• Task objective:
Reproduce the data character for character, from its first line through the line containing "Legend: Sample #", inclusive.

• Data lines:
+-------+

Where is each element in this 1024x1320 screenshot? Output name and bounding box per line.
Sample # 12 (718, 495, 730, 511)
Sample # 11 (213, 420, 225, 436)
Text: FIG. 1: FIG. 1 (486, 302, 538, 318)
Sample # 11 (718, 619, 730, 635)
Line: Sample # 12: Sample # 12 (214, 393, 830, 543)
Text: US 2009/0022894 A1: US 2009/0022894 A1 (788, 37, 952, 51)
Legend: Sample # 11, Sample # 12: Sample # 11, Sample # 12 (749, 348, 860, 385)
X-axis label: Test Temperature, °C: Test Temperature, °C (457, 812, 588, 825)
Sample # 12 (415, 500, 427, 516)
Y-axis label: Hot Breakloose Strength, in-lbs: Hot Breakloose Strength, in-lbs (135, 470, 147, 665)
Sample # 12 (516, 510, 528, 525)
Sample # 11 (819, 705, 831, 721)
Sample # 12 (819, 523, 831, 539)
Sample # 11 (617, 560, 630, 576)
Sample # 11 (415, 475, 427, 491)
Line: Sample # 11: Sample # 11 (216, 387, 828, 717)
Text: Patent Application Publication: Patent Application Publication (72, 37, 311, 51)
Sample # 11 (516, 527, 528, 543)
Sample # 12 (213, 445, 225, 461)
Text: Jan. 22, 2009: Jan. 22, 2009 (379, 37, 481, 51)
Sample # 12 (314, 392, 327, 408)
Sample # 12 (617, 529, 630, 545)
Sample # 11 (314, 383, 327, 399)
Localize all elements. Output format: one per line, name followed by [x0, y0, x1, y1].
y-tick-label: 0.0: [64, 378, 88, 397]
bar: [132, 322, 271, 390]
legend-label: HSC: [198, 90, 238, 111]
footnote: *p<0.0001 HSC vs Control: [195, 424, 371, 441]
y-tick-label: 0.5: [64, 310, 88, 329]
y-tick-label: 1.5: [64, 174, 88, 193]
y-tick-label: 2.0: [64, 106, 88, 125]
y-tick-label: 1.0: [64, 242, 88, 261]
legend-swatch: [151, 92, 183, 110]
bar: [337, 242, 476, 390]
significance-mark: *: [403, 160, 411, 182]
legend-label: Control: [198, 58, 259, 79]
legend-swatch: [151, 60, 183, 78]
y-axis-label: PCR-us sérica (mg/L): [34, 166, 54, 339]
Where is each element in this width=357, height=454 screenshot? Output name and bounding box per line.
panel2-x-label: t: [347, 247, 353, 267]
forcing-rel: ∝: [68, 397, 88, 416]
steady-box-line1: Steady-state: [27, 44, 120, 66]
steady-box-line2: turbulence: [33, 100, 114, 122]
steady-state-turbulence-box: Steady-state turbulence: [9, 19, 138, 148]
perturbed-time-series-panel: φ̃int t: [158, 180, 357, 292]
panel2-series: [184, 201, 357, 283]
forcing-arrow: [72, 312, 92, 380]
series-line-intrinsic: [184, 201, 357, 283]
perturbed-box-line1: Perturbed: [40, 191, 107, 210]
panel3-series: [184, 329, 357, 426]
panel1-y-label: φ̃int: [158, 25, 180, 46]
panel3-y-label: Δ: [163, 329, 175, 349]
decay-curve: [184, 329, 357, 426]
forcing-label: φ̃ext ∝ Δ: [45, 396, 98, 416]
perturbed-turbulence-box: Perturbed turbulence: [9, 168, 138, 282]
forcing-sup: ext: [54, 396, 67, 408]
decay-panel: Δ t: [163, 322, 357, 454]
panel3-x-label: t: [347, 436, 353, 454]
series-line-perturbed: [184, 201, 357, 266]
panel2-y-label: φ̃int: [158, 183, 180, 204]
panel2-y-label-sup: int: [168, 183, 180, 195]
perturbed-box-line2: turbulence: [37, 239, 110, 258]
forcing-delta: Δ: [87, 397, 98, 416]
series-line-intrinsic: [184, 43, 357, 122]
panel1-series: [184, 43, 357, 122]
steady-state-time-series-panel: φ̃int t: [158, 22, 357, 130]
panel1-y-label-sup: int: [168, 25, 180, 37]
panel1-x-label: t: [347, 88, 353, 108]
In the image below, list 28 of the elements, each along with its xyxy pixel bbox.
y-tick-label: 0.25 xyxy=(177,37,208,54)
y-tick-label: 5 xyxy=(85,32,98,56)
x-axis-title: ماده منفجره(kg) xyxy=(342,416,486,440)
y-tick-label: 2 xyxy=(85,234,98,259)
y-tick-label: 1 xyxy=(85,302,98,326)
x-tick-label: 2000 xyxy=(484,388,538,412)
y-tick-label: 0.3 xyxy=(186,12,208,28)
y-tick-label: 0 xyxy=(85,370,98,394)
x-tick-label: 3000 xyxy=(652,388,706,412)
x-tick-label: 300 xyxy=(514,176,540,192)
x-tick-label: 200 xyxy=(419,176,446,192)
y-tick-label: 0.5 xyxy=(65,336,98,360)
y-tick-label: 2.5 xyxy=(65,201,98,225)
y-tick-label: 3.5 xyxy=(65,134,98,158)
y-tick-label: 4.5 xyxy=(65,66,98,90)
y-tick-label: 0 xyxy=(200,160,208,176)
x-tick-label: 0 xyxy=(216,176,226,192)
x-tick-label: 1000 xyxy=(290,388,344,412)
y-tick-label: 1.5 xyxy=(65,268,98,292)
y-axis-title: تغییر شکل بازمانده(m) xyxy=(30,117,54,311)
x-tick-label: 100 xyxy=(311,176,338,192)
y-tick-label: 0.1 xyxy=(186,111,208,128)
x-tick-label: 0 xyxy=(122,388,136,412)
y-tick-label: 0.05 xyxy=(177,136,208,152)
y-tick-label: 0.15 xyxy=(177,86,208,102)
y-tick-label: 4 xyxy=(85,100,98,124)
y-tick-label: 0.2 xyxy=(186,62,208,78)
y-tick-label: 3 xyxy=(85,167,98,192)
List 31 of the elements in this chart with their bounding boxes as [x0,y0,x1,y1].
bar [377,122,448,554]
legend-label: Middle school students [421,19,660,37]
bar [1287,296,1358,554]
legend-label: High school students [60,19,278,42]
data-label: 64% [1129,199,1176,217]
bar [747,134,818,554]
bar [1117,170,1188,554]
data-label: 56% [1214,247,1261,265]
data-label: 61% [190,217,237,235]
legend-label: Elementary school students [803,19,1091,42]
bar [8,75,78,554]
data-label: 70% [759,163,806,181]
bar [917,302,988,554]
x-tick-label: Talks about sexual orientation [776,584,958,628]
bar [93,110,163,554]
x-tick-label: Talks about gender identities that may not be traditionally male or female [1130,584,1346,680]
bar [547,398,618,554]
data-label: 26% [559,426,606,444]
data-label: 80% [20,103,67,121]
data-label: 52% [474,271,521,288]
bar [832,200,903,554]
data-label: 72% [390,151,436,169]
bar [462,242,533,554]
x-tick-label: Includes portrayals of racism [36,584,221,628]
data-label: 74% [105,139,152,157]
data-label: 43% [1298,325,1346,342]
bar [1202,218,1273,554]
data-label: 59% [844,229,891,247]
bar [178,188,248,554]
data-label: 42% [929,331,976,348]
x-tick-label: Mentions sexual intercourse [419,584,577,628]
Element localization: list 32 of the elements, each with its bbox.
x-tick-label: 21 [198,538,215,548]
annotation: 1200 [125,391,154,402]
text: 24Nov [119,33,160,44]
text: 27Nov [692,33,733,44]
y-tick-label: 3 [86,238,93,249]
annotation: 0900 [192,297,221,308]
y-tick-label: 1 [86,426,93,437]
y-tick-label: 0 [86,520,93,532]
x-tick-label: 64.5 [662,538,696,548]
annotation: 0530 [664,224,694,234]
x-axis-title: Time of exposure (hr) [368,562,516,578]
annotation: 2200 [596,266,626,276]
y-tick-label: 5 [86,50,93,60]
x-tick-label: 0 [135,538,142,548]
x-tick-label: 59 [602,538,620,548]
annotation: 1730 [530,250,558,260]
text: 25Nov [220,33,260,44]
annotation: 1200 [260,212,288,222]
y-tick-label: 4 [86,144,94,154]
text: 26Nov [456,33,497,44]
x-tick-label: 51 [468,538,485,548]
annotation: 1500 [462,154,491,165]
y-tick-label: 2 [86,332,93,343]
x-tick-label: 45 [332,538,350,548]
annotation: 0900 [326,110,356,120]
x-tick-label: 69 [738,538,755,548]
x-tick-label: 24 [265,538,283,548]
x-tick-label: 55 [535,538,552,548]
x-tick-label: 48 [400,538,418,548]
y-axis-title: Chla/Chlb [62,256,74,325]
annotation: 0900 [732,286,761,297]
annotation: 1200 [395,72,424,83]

+-------+

• The completed task:
Where is each element in this 1024x1320 screenshot? Output name and bounding box per line.
Sample # 12 (718, 495, 730, 511)
Sample # 11 (213, 420, 225, 436)
Text: FIG. 1: FIG. 1 (486, 302, 538, 318)
Sample # 11 (718, 619, 730, 635)
Line: Sample # 12: Sample # 12 (214, 393, 830, 543)
Text: US 2009/0022894 A1: US 2009/0022894 A1 (788, 37, 952, 51)
Legend: Sample # 11, Sample # 12: Sample # 11, Sample # 12 (749, 348, 860, 385)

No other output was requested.